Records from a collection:
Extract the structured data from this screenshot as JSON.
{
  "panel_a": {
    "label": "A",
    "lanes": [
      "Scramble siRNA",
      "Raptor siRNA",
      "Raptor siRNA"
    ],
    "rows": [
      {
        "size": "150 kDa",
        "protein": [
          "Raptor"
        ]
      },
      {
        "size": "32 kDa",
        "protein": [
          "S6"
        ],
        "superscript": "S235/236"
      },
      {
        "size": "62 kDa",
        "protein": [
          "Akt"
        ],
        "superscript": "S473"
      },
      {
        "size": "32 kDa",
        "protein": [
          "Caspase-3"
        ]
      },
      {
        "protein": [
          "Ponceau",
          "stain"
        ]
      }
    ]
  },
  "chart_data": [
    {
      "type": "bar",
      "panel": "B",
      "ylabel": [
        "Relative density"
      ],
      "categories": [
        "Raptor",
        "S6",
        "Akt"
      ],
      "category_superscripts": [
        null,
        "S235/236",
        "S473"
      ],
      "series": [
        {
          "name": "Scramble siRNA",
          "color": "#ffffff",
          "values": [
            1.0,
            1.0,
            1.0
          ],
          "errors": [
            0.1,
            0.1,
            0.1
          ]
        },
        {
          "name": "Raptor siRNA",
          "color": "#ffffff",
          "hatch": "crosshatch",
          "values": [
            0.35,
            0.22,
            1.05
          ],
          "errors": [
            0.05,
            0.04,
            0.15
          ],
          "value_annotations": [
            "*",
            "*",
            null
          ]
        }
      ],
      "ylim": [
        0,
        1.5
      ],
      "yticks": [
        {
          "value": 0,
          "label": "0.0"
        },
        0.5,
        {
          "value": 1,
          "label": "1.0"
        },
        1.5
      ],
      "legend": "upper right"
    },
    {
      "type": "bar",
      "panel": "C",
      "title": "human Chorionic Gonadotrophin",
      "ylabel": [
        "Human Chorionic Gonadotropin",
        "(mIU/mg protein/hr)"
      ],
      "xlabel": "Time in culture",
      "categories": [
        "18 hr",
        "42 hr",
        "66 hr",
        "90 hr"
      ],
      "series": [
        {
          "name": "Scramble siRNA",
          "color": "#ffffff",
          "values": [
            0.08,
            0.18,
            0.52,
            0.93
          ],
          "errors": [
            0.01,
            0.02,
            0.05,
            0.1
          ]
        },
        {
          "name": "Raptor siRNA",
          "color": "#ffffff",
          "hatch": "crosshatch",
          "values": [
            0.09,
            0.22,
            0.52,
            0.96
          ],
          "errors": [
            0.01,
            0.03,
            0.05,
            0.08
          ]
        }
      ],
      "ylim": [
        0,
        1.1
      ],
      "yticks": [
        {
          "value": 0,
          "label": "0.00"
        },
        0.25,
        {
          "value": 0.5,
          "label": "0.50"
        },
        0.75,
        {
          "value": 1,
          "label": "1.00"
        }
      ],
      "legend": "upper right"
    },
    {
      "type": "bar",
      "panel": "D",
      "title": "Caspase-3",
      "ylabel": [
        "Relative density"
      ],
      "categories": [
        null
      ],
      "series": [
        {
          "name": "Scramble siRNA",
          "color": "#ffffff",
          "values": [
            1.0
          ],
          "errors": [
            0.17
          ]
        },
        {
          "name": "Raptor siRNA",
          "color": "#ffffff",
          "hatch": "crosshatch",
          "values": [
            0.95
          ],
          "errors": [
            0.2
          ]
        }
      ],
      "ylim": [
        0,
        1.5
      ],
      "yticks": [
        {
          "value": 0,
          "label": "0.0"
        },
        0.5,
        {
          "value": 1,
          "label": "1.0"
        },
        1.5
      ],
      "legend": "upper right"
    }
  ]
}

EXERCISE OBJECTIVE: All of the lines above should be returned exactly as written.

SOLUTION TO THIS PROBLEM:
Extract the structured data from this screenshot as JSON.
{
  "panel_a": {
    "label": "A",
    "lanes": [
      "Scramble siRNA",
      "Raptor siRNA",
      "Raptor siRNA"
    ],
    "rows": [
      {
        "size": "150 kDa",
        "protein": [
          "Raptor"
        ]
      },
      {
        "size": "32 kDa",
        "protein": [
          "S6"
        ],
        "superscript": "S235/236"
      },
      {
        "size": "62 kDa",
        "protein": [
          "Akt"
        ],
        "superscript": "S473"
      },
      {
        "size": "32 kDa",
        "protein": [
          "Caspase-3"
        ]
      },
      {
        "protein": [
          "Ponceau",
          "stain"
        ]
      }
    ]
  },
  "chart_data": [
    {
      "type": "bar",
      "panel": "B",
      "ylabel": [
        "Relative density"
      ],
      "categories": [
        "Raptor",
        "S6",
        "Akt"
      ],
      "category_superscripts": [
        null,
        "S235/236",
        "S473"
      ],
      "series": [
        {
          "name": "Scramble siRNA",
          "color": "#ffffff",
          "values": [
            1.0,
            1.0,
            1.0
          ],
          "errors": [
            0.1,
            0.1,
            0.1
          ]
        },
        {
          "name": "Raptor siRNA",
          "color": "#ffffff",
          "hatch": "crosshatch",
          "values": [
            0.35,
            0.22,
            1.05
          ],
          "errors": [
            0.05,
            0.04,
            0.15
          ],
          "value_annotations": [
            "*",
            "*",
            null
          ]
        }
      ],
      "ylim": [
        0,
        1.5
      ],
      "yticks": [
        {
          "value": 0,
          "label": "0.0"
        },
        0.5,
        {
          "value": 1,
          "label": "1.0"
        },
        1.5
      ],
      "legend": "upper right"
    },
    {
      "type": "bar",
      "panel": "C",
      "title": "human Chorionic Gonadotrophin",
      "ylabel": [
        "Human Chorionic Gonadotropin",
        "(mIU/mg protein/hr)"
      ],
      "xlabel": "Time in culture",
      "categories": [
        "18 hr",
        "42 hr",
        "66 hr",
        "90 hr"
      ],
      "series": [
        {
          "name": "Scramble siRNA",
          "color": "#ffffff",
          "values": [
            0.08,
            0.18,
            0.52,
            0.93
          ],
          "errors": [
            0.01,
            0.02,
            0.05,
            0.1
          ]
        },
        {
          "name": "Raptor siRNA",
          "color": "#ffffff",
          "hatch": "crosshatch",
          "values": [
            0.09,
            0.22,
            0.52,
            0.96
          ],
          "errors": [
            0.01,
            0.03,
            0.05,
            0.08
          ]
        }
      ],
      "ylim": [
        0,
        1.1
      ],
      "yticks": [
        {
          "value": 0,
          "label": "0.00"
        },
        0.25,
        {
          "value": 0.5,
          "label": "0.50"
        },
        0.75,
        {
          "value": 1,
          "label": "1.00"
        }
      ],
      "legend": "upper right"
    },
    {
      "type": "bar",
      "panel": "D",
      "title": "Caspase-3",
      "ylabel": [
        "Relative density"
      ],
      "categories": [
        null
      ],
      "series": [
        {
          "name": "Scramble siRNA",
          "color": "#ffffff",
          "values": [
            1.0
          ],
          "errors": [
            0.17
          ]
        },
        {
          "name": "Raptor siRNA",
          "color": "#ffffff",
          "hatch": "crosshatch",
          "values": [
            0.95
          ],
          "errors": [
            0.2
          ]
        }
      ],
      "ylim": [
        0,
        1.5
      ],
      "yticks": [
        {
          "value": 0,
          "label": "0.0"
        },
        0.5,
        {
          "value": 1,
          "label": "1.0"
        },
        1.5
      ],
      "legend": "upper right"
    }
  ]
}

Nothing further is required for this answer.